Below is a listing; copy all of it exactly.

--------------------

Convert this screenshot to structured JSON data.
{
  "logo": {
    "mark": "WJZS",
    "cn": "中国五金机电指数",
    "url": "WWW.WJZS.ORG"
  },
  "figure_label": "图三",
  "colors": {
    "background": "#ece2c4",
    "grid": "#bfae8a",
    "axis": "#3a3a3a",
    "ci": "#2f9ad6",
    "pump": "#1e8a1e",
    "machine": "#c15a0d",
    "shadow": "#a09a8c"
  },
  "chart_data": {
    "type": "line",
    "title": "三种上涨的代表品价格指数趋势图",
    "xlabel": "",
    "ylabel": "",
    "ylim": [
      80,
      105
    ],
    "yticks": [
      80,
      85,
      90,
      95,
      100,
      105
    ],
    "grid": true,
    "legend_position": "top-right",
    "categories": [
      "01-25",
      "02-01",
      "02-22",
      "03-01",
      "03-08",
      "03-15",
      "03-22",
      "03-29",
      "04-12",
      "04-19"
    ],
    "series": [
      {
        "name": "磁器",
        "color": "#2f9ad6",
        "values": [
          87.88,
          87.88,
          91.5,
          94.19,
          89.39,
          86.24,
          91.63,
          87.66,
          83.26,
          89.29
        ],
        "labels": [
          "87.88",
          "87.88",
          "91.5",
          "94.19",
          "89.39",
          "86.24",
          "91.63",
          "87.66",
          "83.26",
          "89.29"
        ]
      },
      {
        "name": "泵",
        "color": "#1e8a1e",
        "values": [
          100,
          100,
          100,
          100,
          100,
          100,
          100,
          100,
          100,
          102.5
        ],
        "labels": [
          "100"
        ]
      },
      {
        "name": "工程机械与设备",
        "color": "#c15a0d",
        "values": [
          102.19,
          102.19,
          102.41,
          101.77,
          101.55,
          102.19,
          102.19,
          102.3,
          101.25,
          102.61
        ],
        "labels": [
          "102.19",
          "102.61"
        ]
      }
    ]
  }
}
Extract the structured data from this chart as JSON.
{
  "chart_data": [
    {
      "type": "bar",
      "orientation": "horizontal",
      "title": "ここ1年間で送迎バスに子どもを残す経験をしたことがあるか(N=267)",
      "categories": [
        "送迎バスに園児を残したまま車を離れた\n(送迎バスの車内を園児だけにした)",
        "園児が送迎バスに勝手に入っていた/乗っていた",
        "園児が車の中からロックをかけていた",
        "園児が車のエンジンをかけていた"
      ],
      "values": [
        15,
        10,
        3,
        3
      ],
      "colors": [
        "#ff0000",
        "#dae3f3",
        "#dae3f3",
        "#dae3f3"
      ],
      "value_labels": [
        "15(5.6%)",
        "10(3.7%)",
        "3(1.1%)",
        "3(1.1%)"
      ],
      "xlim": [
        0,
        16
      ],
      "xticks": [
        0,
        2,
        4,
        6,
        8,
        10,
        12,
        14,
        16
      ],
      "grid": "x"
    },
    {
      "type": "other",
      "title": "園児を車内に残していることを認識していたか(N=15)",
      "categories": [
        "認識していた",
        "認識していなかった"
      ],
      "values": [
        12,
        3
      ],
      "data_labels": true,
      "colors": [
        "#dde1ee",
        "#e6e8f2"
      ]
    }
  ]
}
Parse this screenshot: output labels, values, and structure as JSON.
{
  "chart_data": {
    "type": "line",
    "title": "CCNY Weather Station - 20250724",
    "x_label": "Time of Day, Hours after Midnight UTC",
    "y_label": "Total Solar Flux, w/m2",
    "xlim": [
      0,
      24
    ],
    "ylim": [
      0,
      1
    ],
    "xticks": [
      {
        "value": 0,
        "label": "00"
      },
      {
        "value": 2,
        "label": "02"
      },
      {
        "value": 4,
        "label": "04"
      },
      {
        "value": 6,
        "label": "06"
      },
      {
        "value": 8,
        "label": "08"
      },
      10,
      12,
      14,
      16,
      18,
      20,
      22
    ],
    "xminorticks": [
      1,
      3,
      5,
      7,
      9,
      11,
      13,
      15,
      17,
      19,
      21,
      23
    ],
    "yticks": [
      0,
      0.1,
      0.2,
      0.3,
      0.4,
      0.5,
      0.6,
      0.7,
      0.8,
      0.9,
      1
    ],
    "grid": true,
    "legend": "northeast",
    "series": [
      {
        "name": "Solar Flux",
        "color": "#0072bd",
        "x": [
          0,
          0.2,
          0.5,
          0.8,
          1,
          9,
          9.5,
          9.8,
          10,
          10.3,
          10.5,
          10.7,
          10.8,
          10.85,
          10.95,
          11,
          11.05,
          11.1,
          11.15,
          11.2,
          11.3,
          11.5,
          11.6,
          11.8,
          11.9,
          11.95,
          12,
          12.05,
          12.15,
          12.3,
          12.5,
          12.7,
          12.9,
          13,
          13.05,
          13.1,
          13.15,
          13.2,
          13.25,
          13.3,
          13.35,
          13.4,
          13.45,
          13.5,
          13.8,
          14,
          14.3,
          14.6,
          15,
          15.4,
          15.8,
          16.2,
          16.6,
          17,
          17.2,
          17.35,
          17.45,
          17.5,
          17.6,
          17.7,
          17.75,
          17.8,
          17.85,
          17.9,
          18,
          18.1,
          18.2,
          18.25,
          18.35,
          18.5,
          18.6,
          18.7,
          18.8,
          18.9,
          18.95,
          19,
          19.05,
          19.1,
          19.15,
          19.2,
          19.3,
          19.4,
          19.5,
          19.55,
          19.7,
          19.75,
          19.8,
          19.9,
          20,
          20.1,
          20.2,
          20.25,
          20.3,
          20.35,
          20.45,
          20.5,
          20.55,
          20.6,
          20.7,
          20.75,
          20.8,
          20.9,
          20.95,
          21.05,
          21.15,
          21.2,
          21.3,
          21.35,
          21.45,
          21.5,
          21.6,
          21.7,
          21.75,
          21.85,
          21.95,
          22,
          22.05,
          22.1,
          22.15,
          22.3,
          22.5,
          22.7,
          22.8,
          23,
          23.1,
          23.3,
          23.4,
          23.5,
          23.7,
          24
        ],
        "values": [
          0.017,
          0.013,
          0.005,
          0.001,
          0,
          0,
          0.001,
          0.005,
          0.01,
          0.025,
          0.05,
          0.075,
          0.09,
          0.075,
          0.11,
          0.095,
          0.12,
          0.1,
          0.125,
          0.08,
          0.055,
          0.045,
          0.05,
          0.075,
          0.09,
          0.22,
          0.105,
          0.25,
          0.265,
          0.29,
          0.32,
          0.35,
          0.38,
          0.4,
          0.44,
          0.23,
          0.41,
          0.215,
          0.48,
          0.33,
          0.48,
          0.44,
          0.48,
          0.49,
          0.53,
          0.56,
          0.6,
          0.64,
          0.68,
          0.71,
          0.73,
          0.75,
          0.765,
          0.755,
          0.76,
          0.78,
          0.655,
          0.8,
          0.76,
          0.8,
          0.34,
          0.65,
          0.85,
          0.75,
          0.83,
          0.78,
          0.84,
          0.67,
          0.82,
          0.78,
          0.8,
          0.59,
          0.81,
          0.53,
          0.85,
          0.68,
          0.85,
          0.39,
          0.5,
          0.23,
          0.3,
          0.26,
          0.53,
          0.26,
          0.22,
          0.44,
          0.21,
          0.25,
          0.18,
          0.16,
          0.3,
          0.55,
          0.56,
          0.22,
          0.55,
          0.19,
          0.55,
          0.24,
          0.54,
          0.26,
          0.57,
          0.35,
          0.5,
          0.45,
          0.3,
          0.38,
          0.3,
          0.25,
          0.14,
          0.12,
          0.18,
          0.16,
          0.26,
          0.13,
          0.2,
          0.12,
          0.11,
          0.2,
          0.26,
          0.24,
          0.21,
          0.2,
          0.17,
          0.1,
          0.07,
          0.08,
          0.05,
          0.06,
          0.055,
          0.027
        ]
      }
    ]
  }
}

--------------------

**Response for this exercise**:
Convert this screenshot to structured JSON data.
{
  "logo": {
    "mark": "WJZS",
    "cn": "中国五金机电指数",
    "url": "WWW.WJZS.ORG"
  },
  "figure_label": "图三",
  "colors": {
    "background": "#ece2c4",
    "grid": "#bfae8a",
    "axis": "#3a3a3a",
    "ci": "#2f9ad6",
    "pump": "#1e8a1e",
    "machine": "#c15a0d",
    "shadow": "#a09a8c"
  },
  "chart_data": {
    "type": "line",
    "title": "三种上涨的代表品价格指数趋势图",
    "xlabel": "",
    "ylabel": "",
    "ylim": [
      80,
      105
    ],
    "yticks": [
      80,
      85,
      90,
      95,
      100,
      105
    ],
    "grid": true,
    "legend_position": "top-right",
    "categories": [
      "01-25",
      "02-01",
      "02-22",
      "03-01",
      "03-08",
      "03-15",
      "03-22",
      "03-29",
      "04-12",
      "04-19"
    ],
    "series": [
      {
        "name": "磁器",
        "color": "#2f9ad6",
        "values": [
          87.88,
          87.88,
          91.5,
          94.19,
          89.39,
          86.24,
          91.63,
          87.66,
          83.26,
          89.29
        ],
        "labels": [
          "87.88",
          "87.88",
          "91.5",
          "94.19",
          "89.39",
          "86.24",
          "91.63",
          "87.66",
          "83.26",
          "89.29"
        ]
      },
      {
        "name": "泵",
        "color": "#1e8a1e",
        "values": [
          100,
          100,
          100,
          100,
          100,
          100,
          100,
          100,
          100,
          102.5
        ],
        "labels": [
          "100"
        ]
      },
      {
        "name": "工程机械与设备",
        "color": "#c15a0d",
        "values": [
          102.19,
          102.19,
          102.41,
          101.77,
          101.55,
          102.19,
          102.19,
          102.3,
          101.25,
          102.61
        ],
        "labels": [
          "102.19",
          "102.61"
        ]
      }
    ]
  }
}
Extract the structured data from this chart as JSON.
{
  "chart_data": [
    {
      "type": "bar",
      "orientation": "horizontal",
      "title": "ここ1年間で送迎バスに子どもを残す経験をしたことがあるか(N=267)",
      "categories": [
        "送迎バスに園児を残したまま車を離れた\n(送迎バスの車内を園児だけにした)",
        "園児が送迎バスに勝手に入っていた/乗っていた",
        "園児が車の中からロックをかけていた",
        "園児が車のエンジンをかけていた"
      ],
      "values": [
        15,
        10,
        3,
        3
      ],
      "colors": [
        "#ff0000",
        "#dae3f3",
        "#dae3f3",
        "#dae3f3"
      ],
      "value_labels": [
        "15(5.6%)",
        "10(3.7%)",
        "3(1.1%)",
        "3(1.1%)"
      ],
      "xlim": [
        0,
        16
      ],
      "xticks": [
        0,
        2,
        4,
        6,
        8,
        10,
        12,
        14,
        16
      ],
      "grid": "x"
    },
    {
      "type": "other",
      "title": "園児を車内に残していることを認識していたか(N=15)",
      "categories": [
        "認識していた",
        "認識していなかった"
      ],
      "values": [
        12,
        3
      ],
      "data_labels": true,
      "colors": [
        "#dde1ee",
        "#e6e8f2"
      ]
    }
  ]
}
Parse this screenshot: output labels, values, and structure as JSON.
{
  "chart_data": {
    "type": "line",
    "title": "CCNY Weather Station - 20250724",
    "x_label": "Time of Day, Hours after Midnight UTC",
    "y_label": "Total Solar Flux, w/m2",
    "xlim": [
      0,
      24
    ],
    "ylim": [
      0,
      1
    ],
    "xticks": [
      {
        "value": 0,
        "label": "00"
      },
      {
        "value": 2,
        "label": "02"
      },
      {
        "value": 4,
        "label": "04"
      },
      {
        "value": 6,
        "label": "06"
      },
      {
        "value": 8,
        "label": "08"
      },
      10,
      12,
      14,
      16,
      18,
      20,
      22
    ],
    "xminorticks": [
      1,
      3,
      5,
      7,
      9,
      11,
      13,
      15,
      17,
      19,
      21,
      23
    ],
    "yticks": [
      0,
      0.1,
      0.2,
      0.3,
      0.4,
      0.5,
      0.6,
      0.7,
      0.8,
      0.9,
      1
    ],
    "grid": true,
    "legend": "northeast",
    "series": [
      {
        "name": "Solar Flux",
        "color": "#0072bd",
        "x": [
          0,
          0.2,
          0.5,
          0.8,
          1,
          9,
          9.5,
          9.8,
          10,
          10.3,
          10.5,
          10.7,
          10.8,
          10.85,
          10.95,
          11,
          11.05,
          11.1,
          11.15,
          11.2,
          11.3,
          11.5,
          11.6,
          11.8,
          11.9,
          11.95,
          12,
          12.05,
          12.15,
          12.3,
          12.5,
          12.7,
          12.9,
          13,
          13.05,
          13.1,
          13.15,
          13.2,
          13.25,
          13.3,
          13.35,
          13.4,
          13.45,
          13.5,
          13.8,
          14,
          14.3,
          14.6,
          15,
          15.4,
          15.8,
          16.2,
          16.6,
          17,
          17.2,
          17.35,
          17.45,
          17.5,
          17.6,
          17.7,
          17.75,
          17.8,
          17.85,
          17.9,
          18,
          18.1,
          18.2,
          18.25,
          18.35,
          18.5,
          18.6,
          18.7,
          18.8,
          18.9,
          18.95,
          19,
          19.05,
          19.1,
          19.15,
          19.2,
          19.3,
          19.4,
          19.5,
          19.55,
          19.7,
          19.75,
          19.8,
          19.9,
          20,
          20.1,
          20.2,
          20.25,
          20.3,
          20.35,
          20.45,
          20.5,
          20.55,
          20.6,
          20.7,
          20.75,
          20.8,
          20.9,
          20.95,
          21.05,
          21.15,
          21.2,
          21.3,
          21.35,
          21.45,
          21.5,
          21.6,
          21.7,
          21.75,
          21.85,
          21.95,
          22,
          22.05,
          22.1,
          22.15,
          22.3,
          22.5,
          22.7,
          22.8,
          23,
          23.1,
          23.3,
          23.4,
          23.5,
          23.7,
          24
        ],
        "values": [
          0.017,
          0.013,
          0.005,
          0.001,
          0,
          0,
          0.001,
          0.005,
          0.01,
          0.025,
          0.05,
          0.075,
          0.09,
          0.075,
          0.11,
          0.095,
          0.12,
          0.1,
          0.125,
          0.08,
          0.055,
          0.045,
          0.05,
          0.075,
          0.09,
          0.22,
          0.105,
          0.25,
          0.265,
          0.29,
          0.32,
          0.35,
          0.38,
          0.4,
          0.44,
          0.23,
          0.41,
          0.215,
          0.48,
          0.33,
          0.48,
          0.44,
          0.48,
          0.49,
          0.53,
          0.56,
          0.6,
          0.64,
          0.68,
          0.71,
          0.73,
          0.75,
          0.765,
          0.755,
          0.76,
          0.78,
          0.655,
          0.8,
          0.76,
          0.8,
          0.34,
          0.65,
          0.85,
          0.75,
          0.83,
          0.78,
          0.84,
          0.67,
          0.82,
          0.78,
          0.8,
          0.59,
          0.81,
          0.53,
          0.85,
          0.68,
          0.85,
          0.39,
          0.5,
          0.23,
          0.3,
          0.26,
          0.53,
          0.26,
          0.22,
          0.44,
          0.21,
          0.25,
          0.18,
          0.16,
          0.3,
          0.55,
          0.56,
          0.22,
          0.55,
          0.19,
          0.55,
          0.24,
          0.54,
          0.26,
          0.57,
          0.35,
          0.5,
          0.45,
          0.3,
          0.38,
          0.3,
          0.25,
          0.14,
          0.12,
          0.18,
          0.16,
          0.26,
          0.13,
          0.2,
          0.12,
          0.11,
          0.2,
          0.26,
          0.24,
          0.21,
          0.2,
          0.17,
          0.1,
          0.07,
          0.08,
          0.05,
          0.06,
          0.055,
          0.027
        ]
      }
    ]
  }
}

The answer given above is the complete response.